- _REQUIREMENTS_
Show every line in the records below that contains the word "blue".

___ DATA SECTION

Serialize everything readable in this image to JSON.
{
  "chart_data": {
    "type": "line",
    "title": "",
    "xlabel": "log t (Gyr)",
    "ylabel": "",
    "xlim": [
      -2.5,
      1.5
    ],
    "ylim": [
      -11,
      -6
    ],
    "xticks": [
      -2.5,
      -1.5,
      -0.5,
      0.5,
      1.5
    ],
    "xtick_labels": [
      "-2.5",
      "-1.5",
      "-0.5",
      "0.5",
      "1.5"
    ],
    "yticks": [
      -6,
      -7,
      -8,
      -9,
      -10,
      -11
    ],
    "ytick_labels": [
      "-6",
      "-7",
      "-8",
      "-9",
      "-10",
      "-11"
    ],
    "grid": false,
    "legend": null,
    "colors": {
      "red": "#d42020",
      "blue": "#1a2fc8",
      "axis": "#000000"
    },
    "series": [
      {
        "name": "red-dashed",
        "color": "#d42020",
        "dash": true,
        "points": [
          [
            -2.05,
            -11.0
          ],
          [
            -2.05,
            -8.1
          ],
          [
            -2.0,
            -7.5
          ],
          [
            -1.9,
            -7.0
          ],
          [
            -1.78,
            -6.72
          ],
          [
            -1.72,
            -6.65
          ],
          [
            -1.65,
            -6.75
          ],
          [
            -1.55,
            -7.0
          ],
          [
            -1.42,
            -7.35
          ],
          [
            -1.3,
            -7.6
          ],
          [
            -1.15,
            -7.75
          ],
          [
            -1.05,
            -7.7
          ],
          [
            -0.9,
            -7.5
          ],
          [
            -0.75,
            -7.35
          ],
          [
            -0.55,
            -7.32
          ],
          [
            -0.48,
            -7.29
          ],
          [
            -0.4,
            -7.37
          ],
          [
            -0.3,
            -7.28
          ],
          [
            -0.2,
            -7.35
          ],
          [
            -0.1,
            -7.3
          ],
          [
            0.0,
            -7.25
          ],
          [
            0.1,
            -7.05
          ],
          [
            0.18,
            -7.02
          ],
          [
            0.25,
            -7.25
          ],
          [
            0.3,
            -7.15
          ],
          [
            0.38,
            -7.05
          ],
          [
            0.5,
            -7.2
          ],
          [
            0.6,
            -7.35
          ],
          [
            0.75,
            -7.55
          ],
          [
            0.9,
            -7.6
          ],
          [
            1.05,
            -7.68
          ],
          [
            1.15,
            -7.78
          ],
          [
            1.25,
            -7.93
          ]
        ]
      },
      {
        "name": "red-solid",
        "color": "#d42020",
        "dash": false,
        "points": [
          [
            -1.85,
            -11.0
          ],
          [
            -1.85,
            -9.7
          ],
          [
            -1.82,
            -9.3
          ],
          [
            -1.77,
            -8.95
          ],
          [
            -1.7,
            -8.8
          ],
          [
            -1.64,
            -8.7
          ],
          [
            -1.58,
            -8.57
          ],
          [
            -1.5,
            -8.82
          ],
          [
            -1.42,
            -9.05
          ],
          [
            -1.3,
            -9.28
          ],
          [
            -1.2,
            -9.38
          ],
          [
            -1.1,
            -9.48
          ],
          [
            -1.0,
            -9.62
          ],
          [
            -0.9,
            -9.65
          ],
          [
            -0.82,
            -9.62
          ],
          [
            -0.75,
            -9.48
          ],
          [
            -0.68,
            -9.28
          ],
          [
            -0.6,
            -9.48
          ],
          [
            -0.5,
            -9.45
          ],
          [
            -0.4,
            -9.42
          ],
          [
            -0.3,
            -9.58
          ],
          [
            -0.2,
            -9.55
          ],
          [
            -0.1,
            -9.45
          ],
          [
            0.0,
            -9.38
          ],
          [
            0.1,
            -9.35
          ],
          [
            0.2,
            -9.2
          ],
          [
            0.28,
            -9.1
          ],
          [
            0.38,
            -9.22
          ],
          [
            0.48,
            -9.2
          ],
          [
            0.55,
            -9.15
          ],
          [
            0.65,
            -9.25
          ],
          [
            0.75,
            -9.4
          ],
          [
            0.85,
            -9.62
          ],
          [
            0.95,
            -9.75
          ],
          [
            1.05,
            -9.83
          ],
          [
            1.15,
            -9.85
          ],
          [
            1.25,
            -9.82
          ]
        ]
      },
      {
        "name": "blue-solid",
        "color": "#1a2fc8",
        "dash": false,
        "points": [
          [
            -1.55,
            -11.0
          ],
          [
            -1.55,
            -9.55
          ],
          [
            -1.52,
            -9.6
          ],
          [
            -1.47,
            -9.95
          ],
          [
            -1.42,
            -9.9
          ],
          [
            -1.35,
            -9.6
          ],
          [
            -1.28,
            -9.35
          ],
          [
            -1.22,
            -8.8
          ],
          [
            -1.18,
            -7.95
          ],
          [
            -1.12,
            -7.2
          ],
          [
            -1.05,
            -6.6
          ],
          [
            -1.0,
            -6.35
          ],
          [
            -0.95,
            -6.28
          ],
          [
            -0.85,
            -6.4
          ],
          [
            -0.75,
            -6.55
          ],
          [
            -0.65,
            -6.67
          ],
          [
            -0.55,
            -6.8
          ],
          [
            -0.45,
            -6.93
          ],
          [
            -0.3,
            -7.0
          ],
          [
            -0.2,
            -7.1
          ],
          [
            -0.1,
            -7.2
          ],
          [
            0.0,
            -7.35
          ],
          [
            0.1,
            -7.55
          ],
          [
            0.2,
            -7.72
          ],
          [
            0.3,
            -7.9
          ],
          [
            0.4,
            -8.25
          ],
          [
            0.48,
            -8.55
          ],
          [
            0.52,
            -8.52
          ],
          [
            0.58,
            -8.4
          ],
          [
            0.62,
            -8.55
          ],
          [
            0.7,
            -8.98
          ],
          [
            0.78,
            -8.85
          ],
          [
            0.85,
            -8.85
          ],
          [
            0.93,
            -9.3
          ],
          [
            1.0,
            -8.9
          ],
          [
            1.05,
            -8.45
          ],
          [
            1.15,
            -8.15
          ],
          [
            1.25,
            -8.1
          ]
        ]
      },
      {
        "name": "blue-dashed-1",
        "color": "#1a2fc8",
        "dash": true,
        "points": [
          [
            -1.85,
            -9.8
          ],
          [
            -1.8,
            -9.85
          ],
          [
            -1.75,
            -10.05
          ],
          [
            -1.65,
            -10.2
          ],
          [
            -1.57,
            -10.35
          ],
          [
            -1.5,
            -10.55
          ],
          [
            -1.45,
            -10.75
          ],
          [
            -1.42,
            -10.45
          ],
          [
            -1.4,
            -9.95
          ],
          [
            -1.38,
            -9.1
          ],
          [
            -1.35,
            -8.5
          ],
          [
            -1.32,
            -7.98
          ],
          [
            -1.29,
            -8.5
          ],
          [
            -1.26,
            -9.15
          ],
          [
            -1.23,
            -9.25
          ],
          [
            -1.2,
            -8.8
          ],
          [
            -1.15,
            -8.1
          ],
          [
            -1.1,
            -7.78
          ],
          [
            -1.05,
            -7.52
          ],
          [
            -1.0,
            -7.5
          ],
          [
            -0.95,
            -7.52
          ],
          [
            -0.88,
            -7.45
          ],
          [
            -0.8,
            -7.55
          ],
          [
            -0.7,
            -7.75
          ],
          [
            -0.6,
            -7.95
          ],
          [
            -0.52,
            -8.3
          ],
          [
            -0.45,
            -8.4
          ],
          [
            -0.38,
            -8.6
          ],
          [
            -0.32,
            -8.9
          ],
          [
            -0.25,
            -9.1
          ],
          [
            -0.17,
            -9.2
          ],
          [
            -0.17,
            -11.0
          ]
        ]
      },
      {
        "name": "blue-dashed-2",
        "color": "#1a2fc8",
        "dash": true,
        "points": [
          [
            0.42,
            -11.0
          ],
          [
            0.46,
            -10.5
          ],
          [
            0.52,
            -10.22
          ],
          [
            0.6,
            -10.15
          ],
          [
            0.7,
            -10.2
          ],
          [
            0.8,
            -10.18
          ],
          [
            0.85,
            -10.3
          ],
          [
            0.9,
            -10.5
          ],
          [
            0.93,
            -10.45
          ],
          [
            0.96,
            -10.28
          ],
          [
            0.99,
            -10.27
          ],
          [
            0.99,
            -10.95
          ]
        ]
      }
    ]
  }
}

______

- _SOLUTION FOR THIS TASK_
      "blue": "#1a2fc8",
        "name": "blue-solid",
        "name": "blue-dashed-1",
        "name": "blue-dashed-2",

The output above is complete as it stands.